--- Text provided Enclosed Below ---

While near the Chrome Mill, CO Lord found that she had to shout when speaking to Mr. Balka, who was an arm’s length away. (Tr. 37). In her experience, this generally indicated a noise level over 85 decibels (dBA). (Tr. 37). She noticed the operator of the Chrome Mill wearing music-type headphones and was not using earplugs. (Tr. 38). She noted that Home Rubber did not require its employees to use hearing protection in the Chrome Mill room; Mill Three was the only area that required the use of hearing protection. (Tr. 38)

On her June 2 visit, CO Lord conducted audiometric testing for the operators of the Chrome Mill and Mill Three. (Tr. 96; Ex. 29, p. 1). The employee operating the Chrome Mill wore a dosimeter for 406 minutes that day. (Tr. 95-96; Ex. P-29, pp. 1, 6). The employee operating Mill Three wore a dosimeter for 480 minutes. (Tr. 95-96; Ex. P-29, pp. 1, 8). The results showed that Mill Three operator had an exposure level at 91.8 dBA and that the Chrome Mill operator had an exposure level at 89.5 dBA. (Tr. 98-99; Ex. P-29, p. 3).

  The CO observed significant dust accumulation on both her May 16 and June 2 visit to Home Rubber’s factory. (Tr. 30, 33, 36; Exs. P-6, P-7). She could see dust buildup on the walls, floors, machines, plastic curtains, and machine canopies. (Tr. 33-34, 36). The chemical safety data sheets provided by Mr. Balka showed some of the chemicals used in the rubber compounds were either explosive or combustible in nature. (Tr. 35). The CO collected a dust sample and sent to it to OSHA’s Salt Lake Technical Center (SLTC) to test for combustibility and explosibility. (Tr. 27, 221-22). The results of the SLTC’s testing showed the dust had explosive properties. (Tr. 28-29, 243; Ex. P-39).

--- End of Enclosed Text provided ---

- [What needs to be done] Resume the account of the compliance officer's inspection of Home Rubber's factory, starting after its final sentence. The listing has no connection to the inspection account.

--- Data for review Enclosed Below ---

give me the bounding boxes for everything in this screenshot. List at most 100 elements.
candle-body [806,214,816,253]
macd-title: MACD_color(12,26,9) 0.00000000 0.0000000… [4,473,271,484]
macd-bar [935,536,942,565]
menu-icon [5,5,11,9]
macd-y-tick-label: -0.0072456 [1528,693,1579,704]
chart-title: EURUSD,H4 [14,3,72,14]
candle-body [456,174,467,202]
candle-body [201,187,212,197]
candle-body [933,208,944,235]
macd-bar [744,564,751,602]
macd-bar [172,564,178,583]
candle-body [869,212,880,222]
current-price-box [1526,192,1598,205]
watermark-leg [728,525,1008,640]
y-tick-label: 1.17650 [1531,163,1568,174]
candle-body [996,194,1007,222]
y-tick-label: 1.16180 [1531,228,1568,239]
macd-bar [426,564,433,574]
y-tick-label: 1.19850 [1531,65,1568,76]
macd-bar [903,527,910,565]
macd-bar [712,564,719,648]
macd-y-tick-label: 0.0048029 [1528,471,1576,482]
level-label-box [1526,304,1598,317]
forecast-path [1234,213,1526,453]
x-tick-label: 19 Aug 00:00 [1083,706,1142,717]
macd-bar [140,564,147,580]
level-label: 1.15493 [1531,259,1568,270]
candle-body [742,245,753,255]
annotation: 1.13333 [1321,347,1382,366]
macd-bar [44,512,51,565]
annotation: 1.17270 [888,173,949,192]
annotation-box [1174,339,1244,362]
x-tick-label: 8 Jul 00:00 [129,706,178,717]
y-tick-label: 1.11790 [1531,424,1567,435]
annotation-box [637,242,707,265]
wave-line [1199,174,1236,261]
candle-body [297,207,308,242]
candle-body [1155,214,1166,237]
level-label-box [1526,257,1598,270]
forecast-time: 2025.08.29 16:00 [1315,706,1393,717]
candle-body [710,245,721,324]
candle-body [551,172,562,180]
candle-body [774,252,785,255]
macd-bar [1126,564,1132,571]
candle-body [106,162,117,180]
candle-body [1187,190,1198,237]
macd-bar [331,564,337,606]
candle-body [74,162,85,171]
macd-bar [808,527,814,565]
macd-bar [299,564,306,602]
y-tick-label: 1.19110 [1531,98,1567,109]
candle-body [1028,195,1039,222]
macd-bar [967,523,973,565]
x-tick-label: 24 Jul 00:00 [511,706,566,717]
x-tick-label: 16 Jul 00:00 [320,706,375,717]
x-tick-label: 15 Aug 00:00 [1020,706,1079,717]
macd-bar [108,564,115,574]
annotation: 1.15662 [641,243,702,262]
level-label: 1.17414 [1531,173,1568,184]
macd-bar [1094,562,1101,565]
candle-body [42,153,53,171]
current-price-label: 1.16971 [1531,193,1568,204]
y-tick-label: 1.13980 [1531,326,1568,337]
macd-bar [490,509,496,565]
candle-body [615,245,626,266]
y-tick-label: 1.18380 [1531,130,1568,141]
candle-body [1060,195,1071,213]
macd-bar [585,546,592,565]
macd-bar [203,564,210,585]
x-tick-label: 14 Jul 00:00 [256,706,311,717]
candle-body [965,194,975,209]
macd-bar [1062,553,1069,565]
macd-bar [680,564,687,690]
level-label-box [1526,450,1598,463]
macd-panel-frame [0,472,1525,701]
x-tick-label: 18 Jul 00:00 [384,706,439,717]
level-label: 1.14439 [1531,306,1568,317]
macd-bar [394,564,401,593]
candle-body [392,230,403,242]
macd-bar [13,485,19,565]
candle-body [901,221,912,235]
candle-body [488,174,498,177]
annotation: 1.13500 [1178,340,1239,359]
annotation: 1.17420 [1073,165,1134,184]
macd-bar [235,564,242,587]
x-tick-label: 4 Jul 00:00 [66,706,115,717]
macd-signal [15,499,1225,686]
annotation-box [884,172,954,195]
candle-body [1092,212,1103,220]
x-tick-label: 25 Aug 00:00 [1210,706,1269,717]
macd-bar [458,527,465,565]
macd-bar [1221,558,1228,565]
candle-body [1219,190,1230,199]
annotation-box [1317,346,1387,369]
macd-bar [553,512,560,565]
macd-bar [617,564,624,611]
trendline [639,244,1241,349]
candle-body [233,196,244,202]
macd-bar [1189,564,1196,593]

--- End of Enclosed Data for review ---

- [Answer for this exercise]
Home Rubbers 1999 noise audit

In 1999, safety and compliance manager Zigler asked the state of New Jersey to conduct a voluntary noise audit. Three areas were tested for excessive noise levels. The results showed a noise level at Mill Three that required an operator to use hearing protection.4 (Tr. 40-41, 349; Ex. P-30, p. 12). The states testing report explicitly stated that OSHA’s requirements at 29 CFR § 1910.95 (occupational noise exposure) must be followed and the report stated that annual and baseline audiograms were required for Mill Three operators and must be documented. Id. Further, the report stated that a copy of OSHA’s noise standards was provided to Home Rubber during the audit. (Ex. P-30, p. 13). For a few years after the 1999 audit, Home Rubber provided audiograms and hearing protection for any employee that worked at Mill Three. (Tr. 349). The Chrome Mill was added to the production floor in 2007 so it was not evaluated during the audit. (Tr. 342-43, 354-55).


To establish a violation of an OSHA standard, the Secretary must prove that: (1) the cited standard applies; (2) the terms of the standard were violated; (3) one or more employees had access to the cited condition; and (4) the employer knew, or with the exercise of reasonable diligence could have known, of the violative condition. Astra Pharm. Prods., Inc., 9 BNA OSHC 2126, 2129 (No. 78-6247, 1981), aff’d in relevant part, 681 F.2d 69 (1st Cir. 1982).


Applicability — All citation items

  Home Rubber used chemicals, forklifts, mill machines, and electrical equipment in its rubber production. Home Rubber was cited for safety violations related to housekeeping, noise, injury reporting, electrical, forklifts, compressed air settings, bloodborne pathogens (exposure control), and hazard communications. I find the standards cited are applicable to Home Rubber and this element of the Secretary’s case is proved.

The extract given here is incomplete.